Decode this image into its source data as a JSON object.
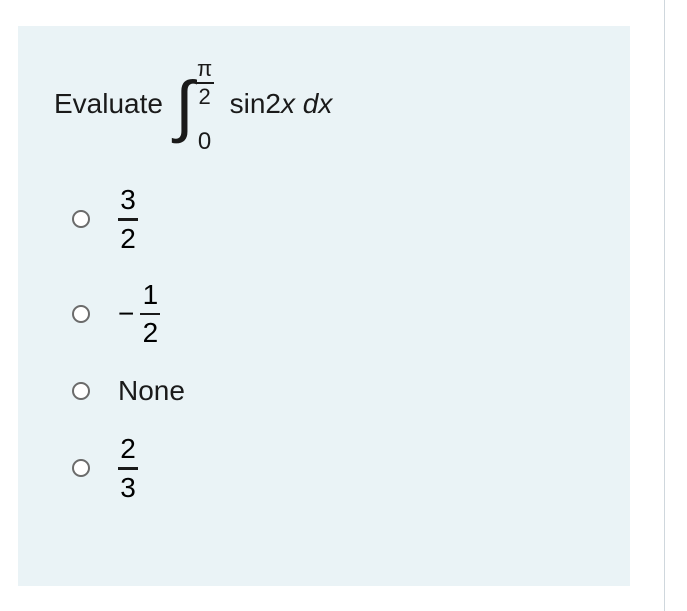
{
  "card": {
    "background_color": "#eaf3f6"
  },
  "question": {
    "prompt": "Evaluate",
    "integral": {
      "upper_num": "π",
      "upper_den": "2",
      "lower": "0",
      "integrand_func": "sin2",
      "integrand_var": "x",
      "differential": " dx"
    }
  },
  "options": [
    {
      "type": "fraction",
      "num": "3",
      "den": "2",
      "negative": false
    },
    {
      "type": "fraction",
      "num": "1",
      "den": "2",
      "negative": true
    },
    {
      "type": "text",
      "label": "None"
    },
    {
      "type": "fraction",
      "num": "2",
      "den": "3",
      "negative": false
    }
  ]
}
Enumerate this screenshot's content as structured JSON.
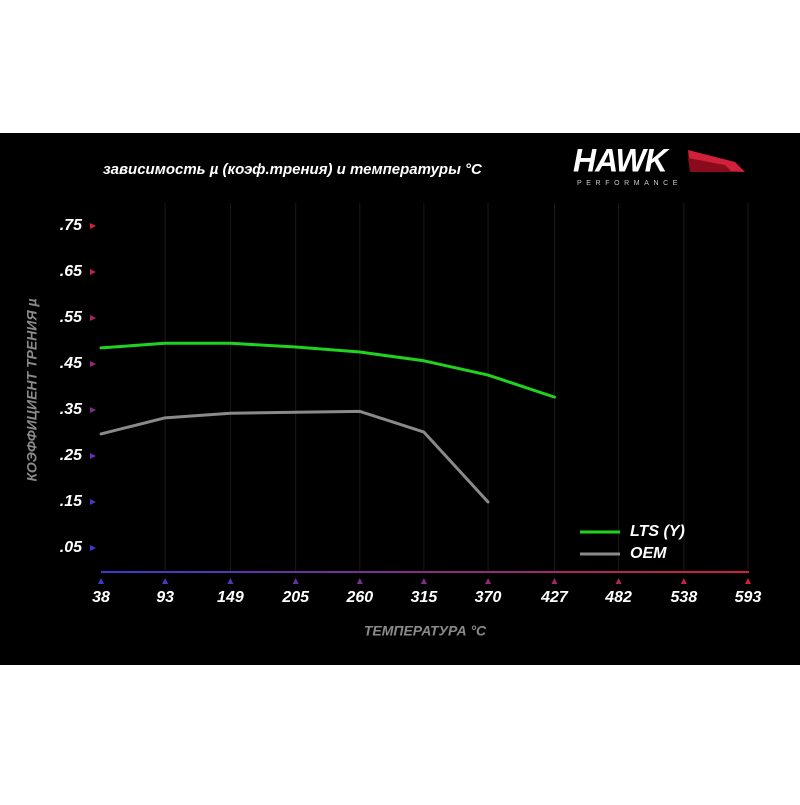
{
  "brand": {
    "name": "HAWK",
    "tagline": "PERFORMANCE"
  },
  "chart_data": {
    "type": "line",
    "title": "зависимость µ (коэф.трения) и температуры °C",
    "xlabel": "ТЕМПЕРАТУРА °C",
    "ylabel": "КОЭФФИЦИЕНТ ТРЕНИЯ µ",
    "x": [
      38,
      93,
      149,
      205,
      260,
      315,
      370,
      427
    ],
    "series": [
      {
        "name": "LTS (Y)",
        "color": "#1fd31f",
        "values": [
          0.485,
          0.495,
          0.495,
          0.487,
          0.476,
          0.457,
          0.426,
          0.378
        ]
      },
      {
        "name": "OEM",
        "color": "#8a8a8a",
        "values": [
          0.298,
          0.333,
          0.343,
          0.345,
          0.347,
          0.302,
          0.15,
          null
        ]
      }
    ],
    "xlim": [
      38,
      593
    ],
    "xticks": [
      38,
      93,
      149,
      205,
      260,
      315,
      370,
      427,
      482,
      538,
      593
    ],
    "ylim": [
      0,
      0.8
    ],
    "yticks": [
      {
        "value": 0.05,
        "label": ".05"
      },
      {
        "value": 0.15,
        "label": ".15"
      },
      {
        "value": 0.25,
        "label": ".25"
      },
      {
        "value": 0.35,
        "label": ".35"
      },
      {
        "value": 0.45,
        "label": ".45"
      },
      {
        "value": 0.55,
        "label": ".55"
      },
      {
        "value": 0.65,
        "label": ".65"
      },
      {
        "value": 0.75,
        "label": ".75"
      }
    ],
    "grid": true,
    "legend": "lower right"
  }
}
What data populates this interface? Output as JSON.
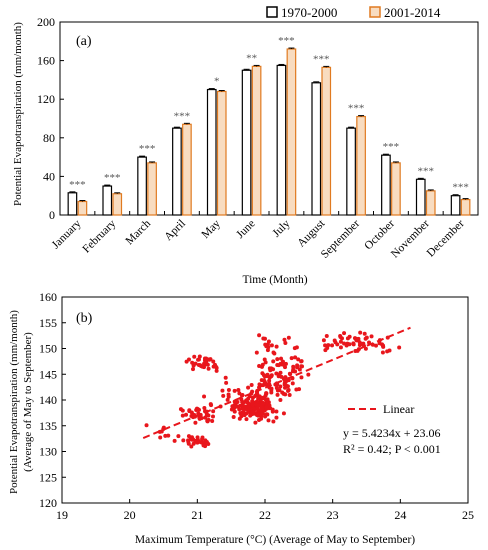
{
  "chart_data": [
    {
      "type": "bar",
      "panel_label": "(a)",
      "title": "",
      "xlabel": "Time (Month)",
      "ylabel": "Potential Evapotranspiration (mm/month)",
      "ylim": [
        0,
        200
      ],
      "yticks": [
        0,
        40,
        80,
        120,
        160,
        200
      ],
      "grid": false,
      "legend_position": "top-right",
      "categories": [
        "January",
        "February",
        "March",
        "April",
        "May",
        "June",
        "July",
        "August",
        "September",
        "October",
        "November",
        "December"
      ],
      "series": [
        {
          "name": "1970-2000",
          "color": "#ffffff",
          "stroke": "#000000",
          "values": [
            23,
            30,
            60,
            90,
            130,
            150,
            155,
            137,
            90,
            62,
            37,
            20
          ]
        },
        {
          "name": "2001-2014",
          "color": "#f8dcc0",
          "stroke": "#e07a20",
          "values": [
            14,
            22,
            54,
            94,
            128,
            154,
            172,
            153,
            102,
            54,
            25,
            16
          ]
        }
      ],
      "error": [
        1.0,
        1.0,
        1.0,
        1.0,
        1.0,
        1.0,
        1.0,
        1.0,
        1.0,
        1.0,
        1.0,
        1.0
      ],
      "significance": [
        "***",
        "***",
        "***",
        "***",
        "*",
        "**",
        "***",
        "***",
        "***",
        "***",
        "***",
        "***"
      ]
    },
    {
      "type": "scatter",
      "panel_label": "(b)",
      "title": "",
      "xlabel": "Maximum Temperature (°C) (Average of May to September)",
      "ylabel": "Potential Evapotranspiration (mm/month)",
      "ylabel2": "(Average of May to September)",
      "xlim": [
        19,
        25
      ],
      "ylim": [
        120,
        160
      ],
      "xticks": [
        19,
        20,
        21,
        22,
        23,
        24,
        25
      ],
      "yticks": [
        120,
        125,
        130,
        135,
        140,
        145,
        150,
        155,
        160
      ],
      "grid": false,
      "point_color": "#e8161c",
      "legend": {
        "label": "Linear",
        "position": "right"
      },
      "fit": {
        "slope": 5.4234,
        "intercept": 23.06,
        "x_range": [
          20.2,
          24.15
        ]
      },
      "annotation": {
        "equation": "y = 5.4234x + 23.06",
        "stats": "R² = 0.42;  P < 0.001"
      },
      "clusters": [
        {
          "cx": 21.85,
          "cy": 138.5,
          "sx": 0.22,
          "sy": 1.6,
          "n": 150
        },
        {
          "cx": 22.1,
          "cy": 142.5,
          "sx": 0.28,
          "sy": 2.0,
          "n": 70
        },
        {
          "cx": 22.25,
          "cy": 146.5,
          "sx": 0.3,
          "sy": 2.0,
          "n": 45
        },
        {
          "cx": 22.1,
          "cy": 151.0,
          "sx": 0.25,
          "sy": 1.5,
          "n": 18
        },
        {
          "cx": 23.35,
          "cy": 151.2,
          "sx": 0.35,
          "sy": 1.1,
          "n": 60
        },
        {
          "cx": 21.1,
          "cy": 147.3,
          "sx": 0.17,
          "sy": 1.0,
          "n": 35
        },
        {
          "cx": 21.0,
          "cy": 137.2,
          "sx": 0.2,
          "sy": 1.1,
          "n": 40
        },
        {
          "cx": 21.0,
          "cy": 132.0,
          "sx": 0.17,
          "sy": 0.6,
          "n": 28
        },
        {
          "cx": 20.5,
          "cy": 133.5,
          "sx": 0.22,
          "sy": 1.6,
          "n": 10
        },
        {
          "cx": 21.5,
          "cy": 140.5,
          "sx": 0.25,
          "sy": 2.5,
          "n": 22
        }
      ]
    }
  ]
}
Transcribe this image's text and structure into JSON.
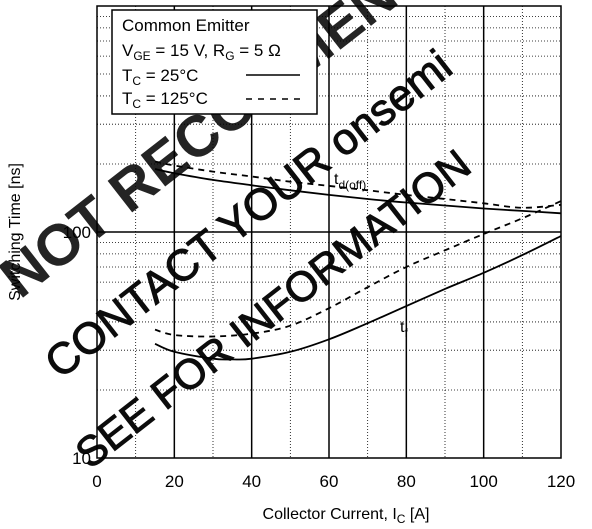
{
  "chart_data": {
    "type": "line",
    "xlabel": "Collector Current, I",
    "xlabel_sub": "C",
    "xlabel_unit": " [A]",
    "ylabel": "Switching Time [ns]",
    "xlim": [
      0,
      120
    ],
    "ylim": [
      10,
      1000
    ],
    "yscale": "log",
    "x_ticks": [
      "0",
      "20",
      "40",
      "60",
      "80",
      "100",
      "120"
    ],
    "y_ticks": [
      "10",
      "100"
    ],
    "grid": true,
    "legend": {
      "position": "top-left",
      "title": "Common Emitter",
      "cond_vge": "V",
      "cond_vge_sub": "GE",
      "cond_vge_val": " = 15 V, R",
      "cond_rg_sub": "G",
      "cond_rg_val": " = 5 Ω",
      "entries": [
        {
          "label": "T",
          "sub": "C",
          "rest": " = 25°C",
          "style": "solid"
        },
        {
          "label": "T",
          "sub": "C",
          "rest": " = 125°C",
          "style": "dashed"
        }
      ]
    },
    "annotations": [
      {
        "text": "t",
        "sub": "d(off)"
      },
      {
        "text": "t",
        "sub": "f"
      }
    ],
    "series": [
      {
        "curve": "td(off)",
        "temp": "25°C",
        "style": "solid",
        "x": [
          15,
          20,
          30,
          40,
          50,
          60,
          70,
          80,
          90,
          100,
          110,
          120
        ],
        "y": [
          190,
          182,
          170,
          161,
          153,
          146,
          140,
          135,
          131,
          127,
          124,
          121
        ]
      },
      {
        "curve": "td(off)",
        "temp": "125°C",
        "style": "dashed",
        "x": [
          15,
          20,
          30,
          40,
          50,
          60,
          70,
          80,
          90,
          100,
          110,
          120
        ],
        "y": [
          205,
          197,
          185,
          176,
          167,
          160,
          153,
          146,
          140,
          134,
          128,
          132
        ]
      },
      {
        "curve": "tf",
        "temp": "25°C",
        "style": "solid",
        "x": [
          15,
          20,
          30,
          35,
          40,
          50,
          60,
          70,
          80,
          90,
          100,
          110,
          120
        ],
        "y": [
          32,
          29.5,
          27.5,
          27.3,
          27.5,
          29.5,
          33.5,
          39.5,
          47,
          56,
          66,
          79,
          96
        ]
      },
      {
        "curve": "tf",
        "temp": "125°C",
        "style": "dashed",
        "x": [
          15,
          20,
          30,
          40,
          50,
          60,
          70,
          80,
          90,
          100,
          110,
          120
        ],
        "y": [
          37,
          35,
          34.5,
          35.5,
          38.5,
          46,
          57,
          70,
          83,
          98,
          115,
          137
        ]
      }
    ],
    "watermark": {
      "line1": "NOT RECOMMENDED FOR NEW",
      "line2": "CONTACT YOUR onsemi",
      "line3": "SEE FOR INFORMATION"
    }
  }
}
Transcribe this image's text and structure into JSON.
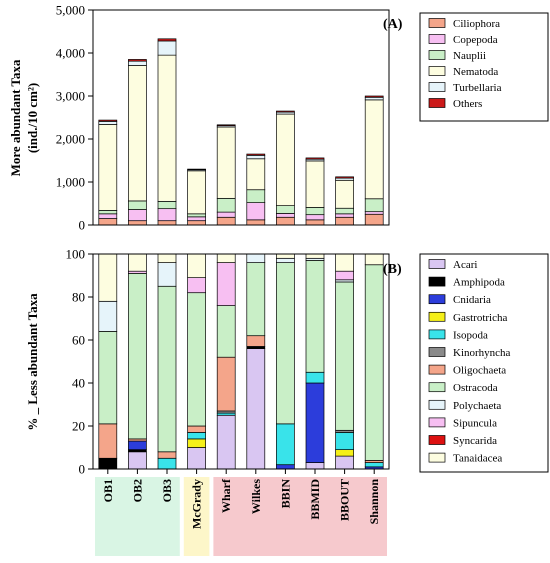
{
  "chart_data": [
    {
      "type": "bar",
      "stacked": true,
      "panel_label": "(A)",
      "ylabel_line1": "More abundant Taxa",
      "ylabel_line2": "(ind./10 cm²)",
      "ylim": [
        0,
        5000
      ],
      "yticks": [
        "0",
        "1,000",
        "2,000",
        "3,000",
        "4,000",
        "5,000"
      ],
      "ytick_values": [
        0,
        1000,
        2000,
        3000,
        4000,
        5000
      ],
      "legend_position": "top-right",
      "categories": [
        "OB1",
        "OB2",
        "OB3",
        "McGrady",
        "Wharf",
        "Wilkes",
        "BBIN",
        "BBMID",
        "BBOUT",
        "Shannon"
      ],
      "series": [
        {
          "name": "Ciliophora",
          "color": "#f4a58a",
          "values": [
            150,
            100,
            100,
            100,
            180,
            120,
            180,
            120,
            180,
            250
          ]
        },
        {
          "name": "Copepoda",
          "color": "#f7bff2",
          "values": [
            110,
            260,
            280,
            90,
            120,
            400,
            90,
            120,
            80,
            60
          ]
        },
        {
          "name": "Nauplii",
          "color": "#c9efc7",
          "values": [
            80,
            200,
            170,
            70,
            320,
            300,
            180,
            170,
            130,
            300
          ]
        },
        {
          "name": "Nematoda",
          "color": "#fdfde0",
          "values": [
            2000,
            3150,
            3400,
            1000,
            1660,
            720,
            2130,
            1080,
            650,
            2300
          ]
        },
        {
          "name": "Turbellaria",
          "color": "#e6f4fa",
          "values": [
            70,
            100,
            330,
            25,
            30,
            80,
            45,
            40,
            50,
            60
          ]
        },
        {
          "name": "Others",
          "color": "#cc1a1a",
          "values": [
            30,
            40,
            50,
            15,
            20,
            30,
            25,
            30,
            30,
            30
          ]
        }
      ]
    },
    {
      "type": "bar",
      "stacked": true,
      "panel_label": "(B)",
      "ylabel": "% _ Less abundant Taxa",
      "ylim": [
        0,
        100
      ],
      "yticks": [
        "0",
        "20",
        "40",
        "60",
        "80",
        "100"
      ],
      "ytick_values": [
        0,
        20,
        40,
        60,
        80,
        100
      ],
      "legend_position": "right",
      "categories": [
        "OB1",
        "OB2",
        "OB3",
        "McGrady",
        "Wharf",
        "Wilkes",
        "BBIN",
        "BBMID",
        "BBOUT",
        "Shannon"
      ],
      "series": [
        {
          "name": "Acari",
          "color": "#d9c6f2",
          "values": [
            0,
            8,
            0,
            10,
            25,
            56,
            0,
            3,
            6,
            0
          ]
        },
        {
          "name": "Amphipoda",
          "color": "#000000",
          "values": [
            5,
            1,
            0,
            0,
            0,
            1,
            0,
            0,
            0,
            0
          ]
        },
        {
          "name": "Cnidaria",
          "color": "#2c3ddb",
          "values": [
            0,
            4,
            0,
            0,
            0,
            0,
            2,
            37,
            0,
            1
          ]
        },
        {
          "name": "Gastrotricha",
          "color": "#f5f019",
          "values": [
            0,
            0,
            0,
            4,
            0,
            0,
            0,
            0,
            3,
            0
          ]
        },
        {
          "name": "Isopoda",
          "color": "#39e3ea",
          "values": [
            0,
            0,
            5,
            3,
            1,
            0,
            19,
            5,
            8,
            2
          ]
        },
        {
          "name": "Kinorhyncha",
          "color": "#8a8a8a",
          "values": [
            0,
            0,
            0,
            0,
            1,
            0,
            0,
            0,
            1,
            0
          ]
        },
        {
          "name": "Oligochaeta",
          "color": "#f4a58a",
          "values": [
            16,
            1,
            3,
            3,
            25,
            5,
            0,
            0,
            0,
            1
          ]
        },
        {
          "name": "Ostracoda",
          "color": "#c9efc7",
          "values": [
            43,
            77,
            77,
            62,
            24,
            34,
            75,
            52,
            69,
            91
          ]
        },
        {
          "name": "Polychaeta",
          "color": "#e6f4fa",
          "values": [
            14,
            0,
            11,
            0,
            0,
            4,
            2,
            1,
            1,
            0
          ]
        },
        {
          "name": "Sipuncula",
          "color": "#f7bff2",
          "values": [
            0,
            1,
            0,
            7,
            20,
            0,
            0,
            0,
            4,
            0
          ]
        },
        {
          "name": "Syncarida",
          "color": "#dd1111",
          "values": [
            0,
            0,
            0,
            0,
            0,
            0,
            0,
            0,
            0,
            0
          ]
        },
        {
          "name": "Tanaidacea",
          "color": "#fdfde0",
          "values": [
            22,
            8,
            4,
            11,
            4,
            0,
            2,
            2,
            8,
            5
          ]
        }
      ]
    }
  ],
  "category_groups": [
    {
      "color": "#d9f5e4",
      "members": [
        "OB1",
        "OB2",
        "OB3"
      ]
    },
    {
      "color": "#fdf6c9",
      "members": [
        "McGrady"
      ]
    },
    {
      "color": "#f6c9cd",
      "members": [
        "Wharf",
        "Wilkes",
        "BBIN",
        "BBMID",
        "BBOUT",
        "Shannon"
      ]
    }
  ]
}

**Required task**
Count how many lines above contain the word "JSON". Reply with the number alone.

**Exercise solution**
5